- **Consegna A**
Secondo il segmento di testo, entro quale data chi può ancora scegliere la cessione del credito o lo sconto in fattura per le spese del 2024 deve inviare la comunicazione all'Agenzia delle Entrate?

In caso di furto durante i lavori condominiali, è importante denunciare il fatto alle autorità competenti e conservare tutta la documentazione utile (fotografie, fatture, contratto d’appalto, ecc.). È consigliabile, inoltre, rivolgersi a un avvocato per valutare la propria posizione, tutelare i propri diritti e verificare l’evoluzione delle tutele legali. Infine, é bene scegliere una polizza che tuteli contro i furti nella propria casa.

Comunicazione cessione del credito

Con riferimento alle spese sostenute nel 2024, i contribuenti che possono ancora scegliere la cessione del credito o lo sconto in fattura devono inviare la comunicazione all’Agenzia delle Entrate entro il 17 marzo.

I casi in cui è ancora possibile scegliere le opzioni alternative alla detrazione sono limitati.

- **Consegna B**
Stampa tali e quali le righe dei record, dalla prima fino a quella che contiene "footnote-separator-rule xyxy=(62,1143,182,1145)", inclusa.

- **Dati dell'esercizio**
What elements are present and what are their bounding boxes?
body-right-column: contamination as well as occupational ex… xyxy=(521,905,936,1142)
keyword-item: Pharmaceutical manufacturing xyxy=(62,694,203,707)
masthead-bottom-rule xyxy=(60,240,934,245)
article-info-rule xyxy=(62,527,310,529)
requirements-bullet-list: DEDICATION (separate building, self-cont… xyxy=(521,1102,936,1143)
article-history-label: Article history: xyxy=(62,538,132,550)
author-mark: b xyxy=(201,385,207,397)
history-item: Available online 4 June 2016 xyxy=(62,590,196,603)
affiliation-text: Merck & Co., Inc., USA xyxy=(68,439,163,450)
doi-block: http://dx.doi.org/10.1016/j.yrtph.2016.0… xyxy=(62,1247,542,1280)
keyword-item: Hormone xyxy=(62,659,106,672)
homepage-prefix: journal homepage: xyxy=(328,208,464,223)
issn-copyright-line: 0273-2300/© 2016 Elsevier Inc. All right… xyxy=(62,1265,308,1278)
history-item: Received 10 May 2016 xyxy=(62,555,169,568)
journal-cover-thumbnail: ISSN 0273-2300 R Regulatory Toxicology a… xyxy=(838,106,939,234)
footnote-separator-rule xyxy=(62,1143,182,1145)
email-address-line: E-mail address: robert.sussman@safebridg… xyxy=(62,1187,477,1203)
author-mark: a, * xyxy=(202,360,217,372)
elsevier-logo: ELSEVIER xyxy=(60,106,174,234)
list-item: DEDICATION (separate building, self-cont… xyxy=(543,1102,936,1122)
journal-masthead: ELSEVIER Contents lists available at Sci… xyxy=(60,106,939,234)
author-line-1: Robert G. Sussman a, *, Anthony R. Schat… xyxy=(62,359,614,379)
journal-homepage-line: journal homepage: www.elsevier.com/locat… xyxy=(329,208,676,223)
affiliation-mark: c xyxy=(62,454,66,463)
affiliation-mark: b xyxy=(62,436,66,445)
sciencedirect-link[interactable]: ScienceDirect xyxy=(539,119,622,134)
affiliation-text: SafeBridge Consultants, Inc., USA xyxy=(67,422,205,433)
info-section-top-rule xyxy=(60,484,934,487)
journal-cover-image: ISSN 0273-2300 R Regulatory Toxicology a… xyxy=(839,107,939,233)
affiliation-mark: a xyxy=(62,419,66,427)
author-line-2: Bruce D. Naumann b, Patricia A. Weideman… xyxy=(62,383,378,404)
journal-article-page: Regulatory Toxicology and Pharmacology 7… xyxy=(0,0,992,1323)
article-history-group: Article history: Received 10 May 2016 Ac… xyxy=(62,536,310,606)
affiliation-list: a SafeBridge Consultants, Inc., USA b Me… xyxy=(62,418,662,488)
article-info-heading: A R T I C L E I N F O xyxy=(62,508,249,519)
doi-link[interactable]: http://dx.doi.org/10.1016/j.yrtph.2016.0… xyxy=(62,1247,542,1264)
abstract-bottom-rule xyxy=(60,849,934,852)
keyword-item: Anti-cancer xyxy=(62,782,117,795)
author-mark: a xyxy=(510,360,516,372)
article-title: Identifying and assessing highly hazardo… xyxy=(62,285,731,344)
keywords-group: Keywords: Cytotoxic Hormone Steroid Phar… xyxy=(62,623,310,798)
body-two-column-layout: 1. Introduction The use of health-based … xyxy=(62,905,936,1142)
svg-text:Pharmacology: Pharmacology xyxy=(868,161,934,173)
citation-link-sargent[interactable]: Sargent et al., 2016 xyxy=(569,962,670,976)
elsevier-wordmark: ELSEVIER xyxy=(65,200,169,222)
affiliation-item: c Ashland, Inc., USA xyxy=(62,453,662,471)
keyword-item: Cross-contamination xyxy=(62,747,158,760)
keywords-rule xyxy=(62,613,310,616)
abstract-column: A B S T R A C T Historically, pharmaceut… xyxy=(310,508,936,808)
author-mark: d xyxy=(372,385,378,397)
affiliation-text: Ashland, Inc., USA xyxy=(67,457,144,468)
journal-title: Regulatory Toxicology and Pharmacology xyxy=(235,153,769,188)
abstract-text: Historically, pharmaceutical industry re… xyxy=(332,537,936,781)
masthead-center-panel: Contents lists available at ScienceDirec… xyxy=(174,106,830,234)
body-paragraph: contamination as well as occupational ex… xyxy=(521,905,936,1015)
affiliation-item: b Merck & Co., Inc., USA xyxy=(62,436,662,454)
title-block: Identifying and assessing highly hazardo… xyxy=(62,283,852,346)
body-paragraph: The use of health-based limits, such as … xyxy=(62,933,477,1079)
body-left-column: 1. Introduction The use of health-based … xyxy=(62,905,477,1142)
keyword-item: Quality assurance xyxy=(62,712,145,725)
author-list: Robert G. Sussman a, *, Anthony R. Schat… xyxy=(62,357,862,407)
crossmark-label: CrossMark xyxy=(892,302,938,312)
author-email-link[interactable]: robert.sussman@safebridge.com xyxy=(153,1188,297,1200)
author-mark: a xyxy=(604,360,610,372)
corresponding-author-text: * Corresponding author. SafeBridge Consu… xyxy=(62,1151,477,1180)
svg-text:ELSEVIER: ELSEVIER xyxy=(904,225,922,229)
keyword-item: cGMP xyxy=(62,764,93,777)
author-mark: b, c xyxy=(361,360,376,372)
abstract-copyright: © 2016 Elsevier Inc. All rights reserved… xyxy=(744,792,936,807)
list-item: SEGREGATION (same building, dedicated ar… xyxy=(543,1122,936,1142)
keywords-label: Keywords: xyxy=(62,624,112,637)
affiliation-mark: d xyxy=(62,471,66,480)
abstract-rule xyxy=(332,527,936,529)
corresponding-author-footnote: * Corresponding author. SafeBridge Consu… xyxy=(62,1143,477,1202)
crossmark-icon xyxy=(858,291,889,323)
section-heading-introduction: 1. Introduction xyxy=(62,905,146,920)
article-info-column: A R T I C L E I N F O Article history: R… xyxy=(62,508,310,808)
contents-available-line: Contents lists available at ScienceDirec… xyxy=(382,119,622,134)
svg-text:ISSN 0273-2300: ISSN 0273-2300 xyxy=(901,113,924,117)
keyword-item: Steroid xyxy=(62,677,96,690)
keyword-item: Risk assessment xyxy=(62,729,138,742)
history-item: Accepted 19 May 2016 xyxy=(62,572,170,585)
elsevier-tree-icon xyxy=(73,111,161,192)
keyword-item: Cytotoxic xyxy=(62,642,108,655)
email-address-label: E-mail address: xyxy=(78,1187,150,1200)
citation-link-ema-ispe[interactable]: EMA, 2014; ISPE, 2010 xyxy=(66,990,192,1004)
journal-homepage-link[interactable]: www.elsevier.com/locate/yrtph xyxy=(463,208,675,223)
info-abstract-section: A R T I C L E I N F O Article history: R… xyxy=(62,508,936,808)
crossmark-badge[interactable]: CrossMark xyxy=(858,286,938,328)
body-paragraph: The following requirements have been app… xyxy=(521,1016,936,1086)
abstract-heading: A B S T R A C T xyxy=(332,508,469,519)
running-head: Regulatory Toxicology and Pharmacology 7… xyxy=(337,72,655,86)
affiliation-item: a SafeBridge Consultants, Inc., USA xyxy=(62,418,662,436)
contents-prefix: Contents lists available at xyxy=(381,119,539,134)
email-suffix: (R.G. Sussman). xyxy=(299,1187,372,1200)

- **Risposta A**
Entro il 17 marzo.

- **Risposta B**
What elements are present and what are their bounding boxes?
body-right-column: contamination as well as occupational ex… xyxy=(521,905,936,1142)
keyword-item: Pharmaceutical manufacturing xyxy=(62,694,203,707)
masthead-bottom-rule xyxy=(60,240,934,245)
article-info-rule xyxy=(62,527,310,529)
requirements-bullet-list: DEDICATION (separate building, self-cont… xyxy=(521,1102,936,1143)
article-history-label: Article history: xyxy=(62,538,132,550)
author-mark: b xyxy=(201,385,207,397)
history-item: Available online 4 June 2016 xyxy=(62,590,196,603)
affiliation-text: Merck & Co., Inc., USA xyxy=(68,439,163,450)
doi-block: http://dx.doi.org/10.1016/j.yrtph.2016.0… xyxy=(62,1247,542,1280)
keyword-item: Hormone xyxy=(62,659,106,672)
homepage-prefix: journal homepage: xyxy=(328,208,464,223)
issn-copyright-line: 0273-2300/© 2016 Elsevier Inc. All right… xyxy=(62,1265,308,1278)
history-item: Received 10 May 2016 xyxy=(62,555,169,568)
journal-cover-thumbnail: ISSN 0273-2300 R Regulatory Toxicology a… xyxy=(838,106,939,234)
footnote-separator-rule xyxy=(62,1143,182,1145)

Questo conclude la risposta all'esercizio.